● **What you need to do**:
Omit images. Retype all entries verbatim.

● **Dataset extract**:
▼▼▼

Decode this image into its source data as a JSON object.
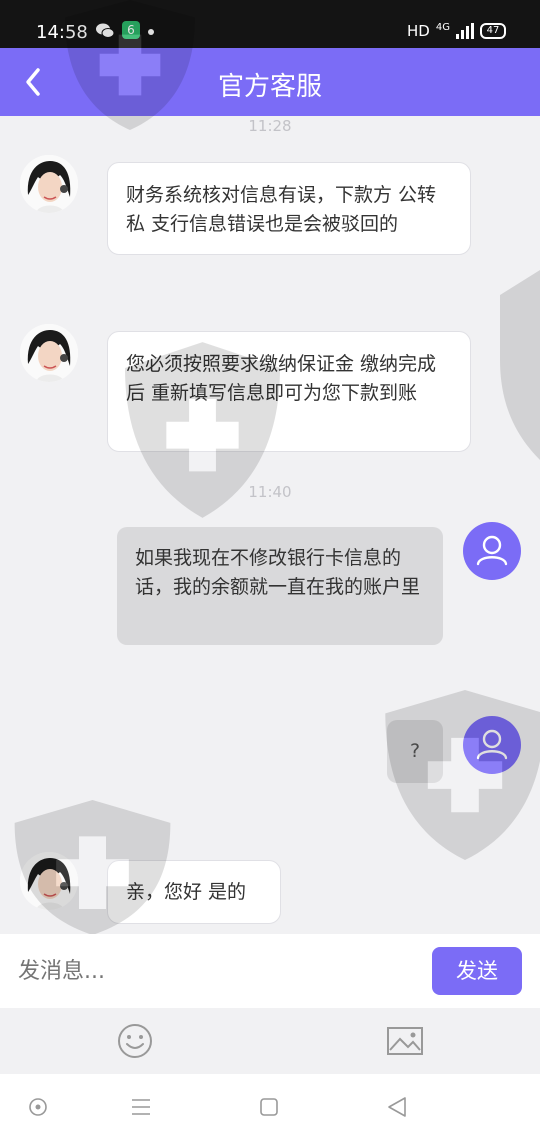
{
  "status_bar": {
    "time": "14:58",
    "app_badge": "6",
    "hd": "HD",
    "network": "4G",
    "battery": "47"
  },
  "header": {
    "title": "官方客服"
  },
  "messages": {
    "ts1": "11:28",
    "cs1": "财务系统核对信息有误，下款方 公转私  支行信息错误也是会被驳回的",
    "cs2": "您必须按照要求缴纳保证金 缴纳完成后 重新填写信息即可为您下款到账",
    "ts2": "11:40",
    "me1": "如果我现在不修改银行卡信息的话，我的余额就一直在我的账户里",
    "me2": "?",
    "cs3": "亲，您好  是的"
  },
  "input": {
    "placeholder": "发消息...",
    "send_label": "发送"
  },
  "colors": {
    "accent": "#7b6cf6",
    "background": "#f1f1f3",
    "my_bubble": "#d9d9db",
    "status_bar": "#141414"
  },
  "icons": {
    "back": "chevron-left-icon",
    "emoji": "smiley-icon",
    "image": "image-icon",
    "nav": [
      "circle-dot-icon",
      "menu-icon",
      "square-icon",
      "triangle-back-icon"
    ]
  }
}
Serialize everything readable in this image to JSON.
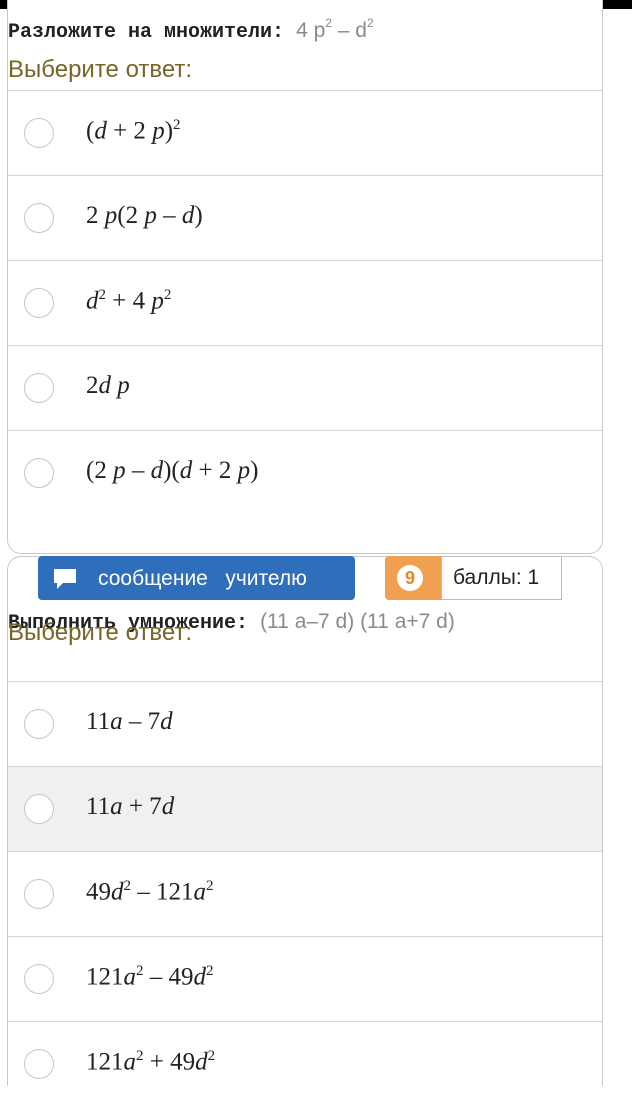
{
  "question1": {
    "text": "Разложите на множители:",
    "expr_base1": "4 p",
    "expr_exp1": "2",
    "expr_mid": " – d",
    "expr_exp2": "2",
    "prompt": "Выберите ответ:",
    "options": [
      {
        "p1": "(",
        "v1": "d",
        "p2": " + 2 ",
        "v2": "p",
        "p3": ")",
        "sup": "2"
      },
      {
        "p1": "2 ",
        "v1": "p",
        "p2": "(2 ",
        "v2": "p",
        "p3": " – ",
        "v3": "d",
        "p4": ")"
      },
      {
        "v1": "d",
        "sup1": "2",
        "p1": " + 4 ",
        "v2": "p",
        "sup2": "2"
      },
      {
        "p1": "2",
        "v1": "d",
        "p2": " ",
        "v2": "p"
      },
      {
        "p1": "(2 ",
        "v1": "p",
        "p2": " – ",
        "v2": "d",
        "p3": ")(",
        "v3": "d",
        "p4": " + 2 ",
        "v4": "p",
        "p5": ")"
      }
    ]
  },
  "message_button": {
    "label": "сообщение   учителю",
    "icon": "speech-bubble-icon"
  },
  "score_badge": {
    "number": "9",
    "label": "баллы: 1",
    "color": "#f0a050"
  },
  "question2": {
    "text": "Выполнить умножение:",
    "expr": "(11 a–7 d) (11 a+7 d)",
    "prompt": "Выберите ответ:",
    "options": [
      {
        "p1": "11",
        "v1": "a",
        "p2": " – 7",
        "v2": "d"
      },
      {
        "p1": "11",
        "v1": "a",
        "p2": " + 7",
        "v2": "d"
      },
      {
        "p1": "49",
        "v1": "d",
        "sup1": "2",
        "p2": " – 121",
        "v2": "a",
        "sup2": "2"
      },
      {
        "p1": "121",
        "v1": "a",
        "sup1": "2",
        "p2": " – 49",
        "v2": "d",
        "sup2": "2"
      },
      {
        "p1": "121",
        "v1": "a",
        "sup1": "2",
        "p2": " + 49",
        "v2": "d",
        "sup2": "2"
      }
    ]
  },
  "colors": {
    "accent_button": "#2f6eba",
    "prompt_text": "#7a6428",
    "highlight_row": "#f0f0f0"
  }
}
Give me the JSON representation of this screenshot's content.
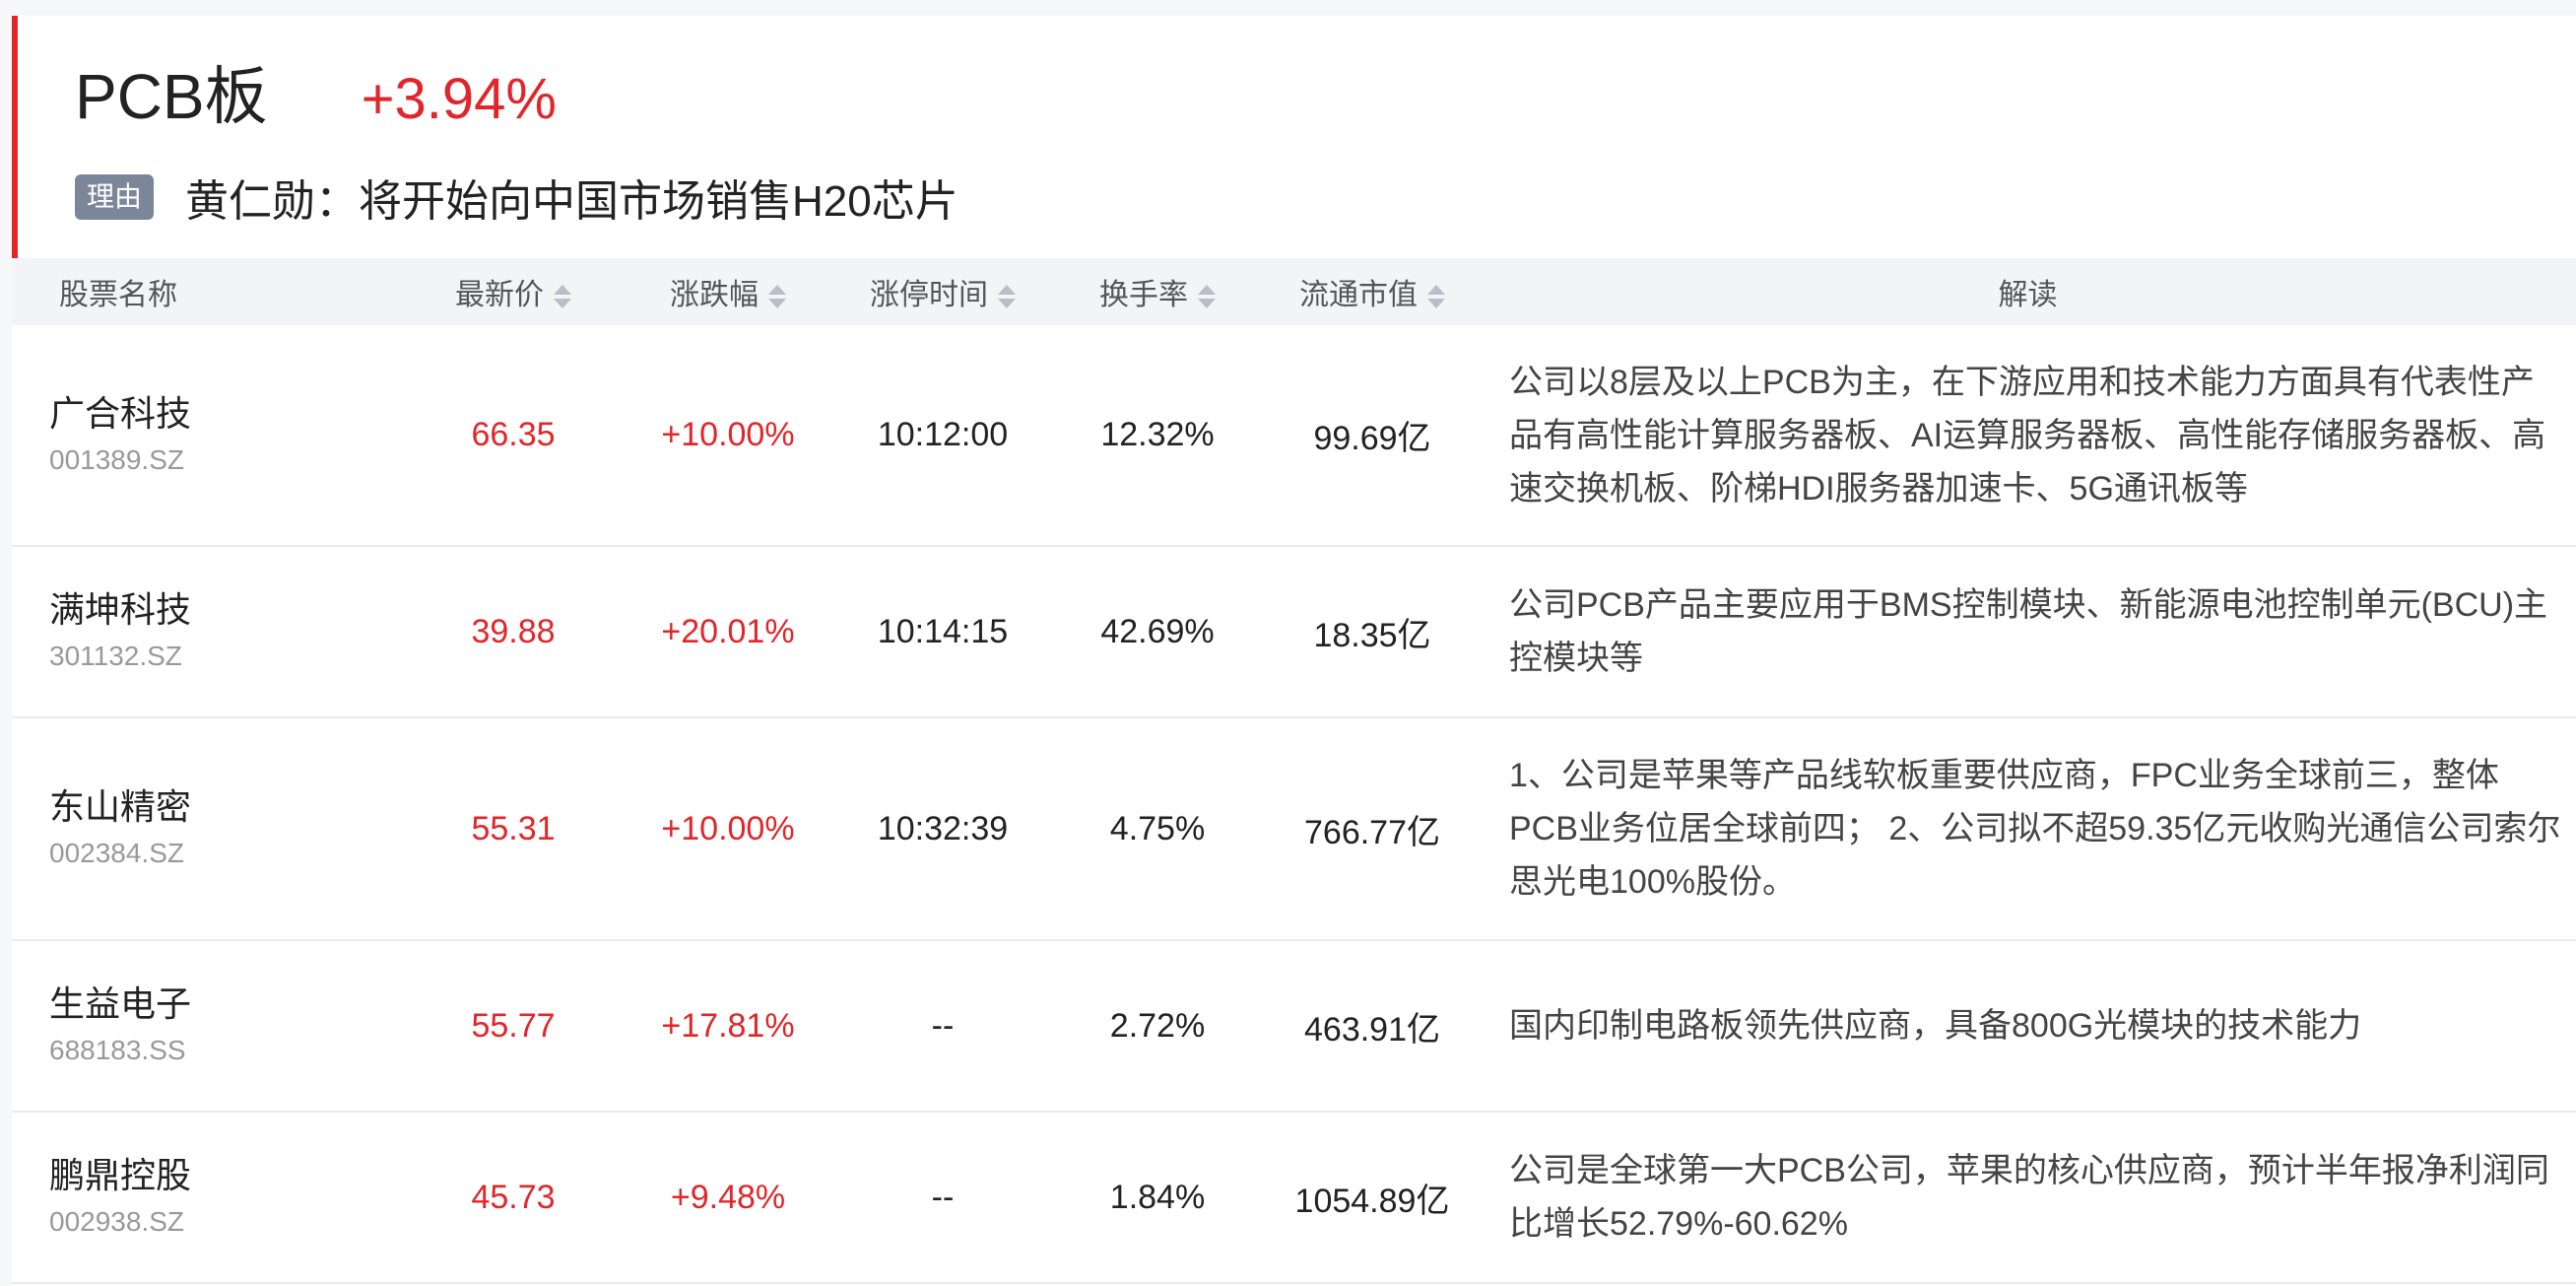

▲▲▲

● **Solved exercise**:
Decode this image into its source data as a JSON object.
{
  "status_bar": {
    "time": "14:58",
    "app_badge": "6",
    "hd": "HD",
    "network": "4G",
    "battery": "47"
  },
  "header": {
    "title": "官方客服"
  },
  "messages": {
    "ts1": "11:28",
    "cs1": "财务系统核对信息有误，下款方 公转私  支行信息错误也是会被驳回的",
    "cs2": "您必须按照要求缴纳保证金 缴纳完成后 重新填写信息即可为您下款到账",
    "ts2": "11:40",
    "me1": "如果我现在不修改银行卡信息的话，我的余额就一直在我的账户里",
    "me2": "?",
    "cs3": "亲，您好  是的"
  },
  "input": {
    "placeholder": "发消息...",
    "send_label": "发送"
  },
  "colors": {
    "accent": "#7b6cf6",
    "background": "#f1f1f3",
    "my_bubble": "#d9d9db",
    "status_bar": "#141414"
  },
  "icons": {
    "back": "chevron-left-icon",
    "emoji": "smiley-icon",
    "image": "image-icon",
    "nav": [
      "circle-dot-icon",
      "menu-icon",
      "square-icon",
      "triangle-back-icon"
    ]
  }
}
Serialize everything readable in this image to JSON.
{
  "question1": {
    "text": "Разложите на множители:",
    "expr_base1": "4 p",
    "expr_exp1": "2",
    "expr_mid": " – d",
    "expr_exp2": "2",
    "prompt": "Выберите ответ:",
    "options": [
      {
        "p1": "(",
        "v1": "d",
        "p2": " + 2 ",
        "v2": "p",
        "p3": ")",
        "sup": "2"
      },
      {
        "p1": "2 ",
        "v1": "p",
        "p2": "(2 ",
        "v2": "p",
        "p3": " – ",
        "v3": "d",
        "p4": ")"
      },
      {
        "v1": "d",
        "sup1": "2",
        "p1": " + 4 ",
        "v2": "p",
        "sup2": "2"
      },
      {
        "p1": "2",
        "v1": "d",
        "p2": " ",
        "v2": "p"
      },
      {
        "p1": "(2 ",
        "v1": "p",
        "p2": " – ",
        "v2": "d",
        "p3": ")(",
        "v3": "d",
        "p4": " + 2 ",
        "v4": "p",
        "p5": ")"
      }
    ]
  },
  "message_button": {
    "label": "сообщение   учителю",
    "icon": "speech-bubble-icon"
  },
  "score_badge": {
    "number": "9",
    "label": "баллы: 1",
    "color": "#f0a050"
  },
  "question2": {
    "text": "Выполнить умножение:",
    "expr": "(11 a–7 d) (11 a+7 d)",
    "prompt": "Выберите ответ:",
    "options": [
      {
        "p1": "11",
        "v1": "a",
        "p2": " – 7",
        "v2": "d"
      },
      {
        "p1": "11",
        "v1": "a",
        "p2": " + 7",
        "v2": "d"
      },
      {
        "p1": "49",
        "v1": "d",
        "sup1": "2",
        "p2": " – 121",
        "v2": "a",
        "sup2": "2"
      },
      {
        "p1": "121",
        "v1": "a",
        "sup1": "2",
        "p2": " – 49",
        "v2": "d",
        "sup2": "2"
      },
      {
        "p1": "121",
        "v1": "a",
        "sup1": "2",
        "p2": " + 49",
        "v2": "d",
        "sup2": "2"
      }
    ]
  },
  "colors": {
    "accent_button": "#2f6eba",
    "prompt_text": "#7a6428",
    "highlight_row": "#f0f0f0"
  }
}
Give me the JSON representation of this screenshot's content.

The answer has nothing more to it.